### Source
MSTC Limited (formerly known as Metal Scrap Trade Corporation Limited) is a central public sector undertakings under the Ministry of Steel, Government of India. It is involved in diversified e-commerce services. Its corporate office is in Kolkata, West Bengal with regional branch offices in various other cities. The company reported a net profit of INR 112.95 crore for fiscal year 2020-21. Incorporated on 9 September 1964, MSTC has 344 employees (as on 31 March 2020).

MSTC renders service to various e-commerce sectors, including e-auction, e-procurement, high sea sales, e-sales, and retail software. MSTC had developed software to conduct online draw for new LPG distribution ship scheme which was conducted by state run oil marketing psu's all over India. MSTC as of 2018 was also in the process of developing an online portal for divestment of state-owned entities through an English auction system.

The PSU has its head office in Kolkata, West Bengal; four regional offices in Kolkata, Delhi, Mumbai and Chennai; and branch offices in Chandigarh, Jaipur, Vadodara, Bhopal, Bhubaneswar, Guwahati, Bangalore, Lucknow, Ranchi, Raipur, Vizag, Trivandrum, Hyderabad, Patna and Dehradun. FSNL (Ferro Scrap Nigam Limited) is a subsidiary of MSTC.

History 
 1964 - Incorporated as a regulatory body for export of scrap.

### Source excerpt
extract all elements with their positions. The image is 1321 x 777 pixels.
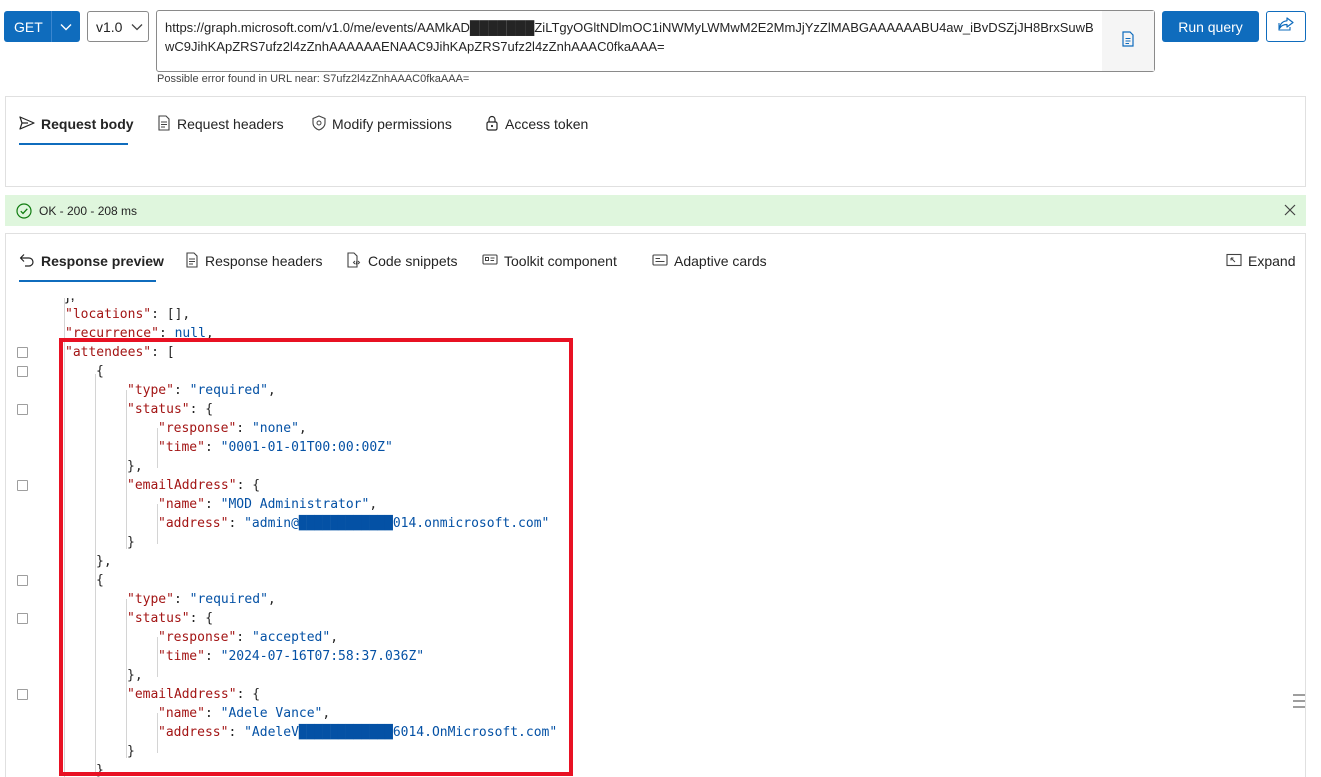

### Given task A
From the MSTC text, can you extract the part that opens with the words containing "MSTC renders service" and closes with "subsidiary of MSTC."?
### Given task B
What comes next in the text about MSTC Limited? Continue it from the point where it stops.

### Expected output A
MSTC renders service to various e-commerce sectors, including e-auction, e-procurement, high sea sales, e-sales, and retail software. MSTC had developed software to conduct online draw for new LPG distribution ship scheme which was conducted by state run oil marketing psu's all over India. MSTC as of 2018 was also in the process of developing an online portal for divestment of state-owned entities through an English auction system.

The PSU has its head office in Kolkata, West Bengal; four regional offices in Kolkata, Delhi, Mumbai and Chennai; and branch offices in Chandigarh, Jaipur, Vadodara, Bhopal, Bhubaneswar, Guwahati, Bangalore, Lucknow, Ranchi, Raipur, Vizag, Trivandrum, Hyderabad, Patna and Dehradun. FSNL (Ferro Scrap Nigam Limited) is a subsidiary of MSTC.

### Expected output B
 1982 - Independent company under Ministry of Steel.
 2002 - Awarded Miniratna Category-II status.
 2004 - Started auctioning of coal.
 2005 - Awarded Miniratna Category-I status.
 2007 - Started e-auction of manganese ore.
 2011 - Started e-auction of iron ore in Karnataka, and human hair.
 2012 - Started e-auction of chrome ore, baryte, raw pet coke.
 2013 - Started e-auction of forest produces.
 2014 - Started e-auction of iron ore in Goa and red sanders wood in Andhra Pradesh.
 2015 - E-auction of coal mine blocks and regassified LNG.
 2016 - Developed e-bidding platform under DDUGJY & IPDS, DEEP and allocation of marginal oil field.
 2017 - Developed ERAKAM portal to provide e-auction platform to sell agriculture produce.
 2018 - Developed Online LPG Distributorship Draw Software for Oil Marketing Companies.

Presence in India 
MSTC is headquartered in New Town, Kolkata.

MSTC have offices at 21 locations across India.  There are four regional offices, 13 branch offices and 1 site office Patna (Bihar).
 Regional Offices: ERO at Kolkata, WRO at Mumbai, SRO at Chennai and NRO at New Delhi.
 Branch offices: Ranchi, Guwahati, Bhubaneswar, Lucknow, Chandigarh, Bhopal, Raipur, Jaipur, Vadodara, Bangalore, Trivandrum, Vizag and Hyderabad. 
 Site offices: Patna (Bihar)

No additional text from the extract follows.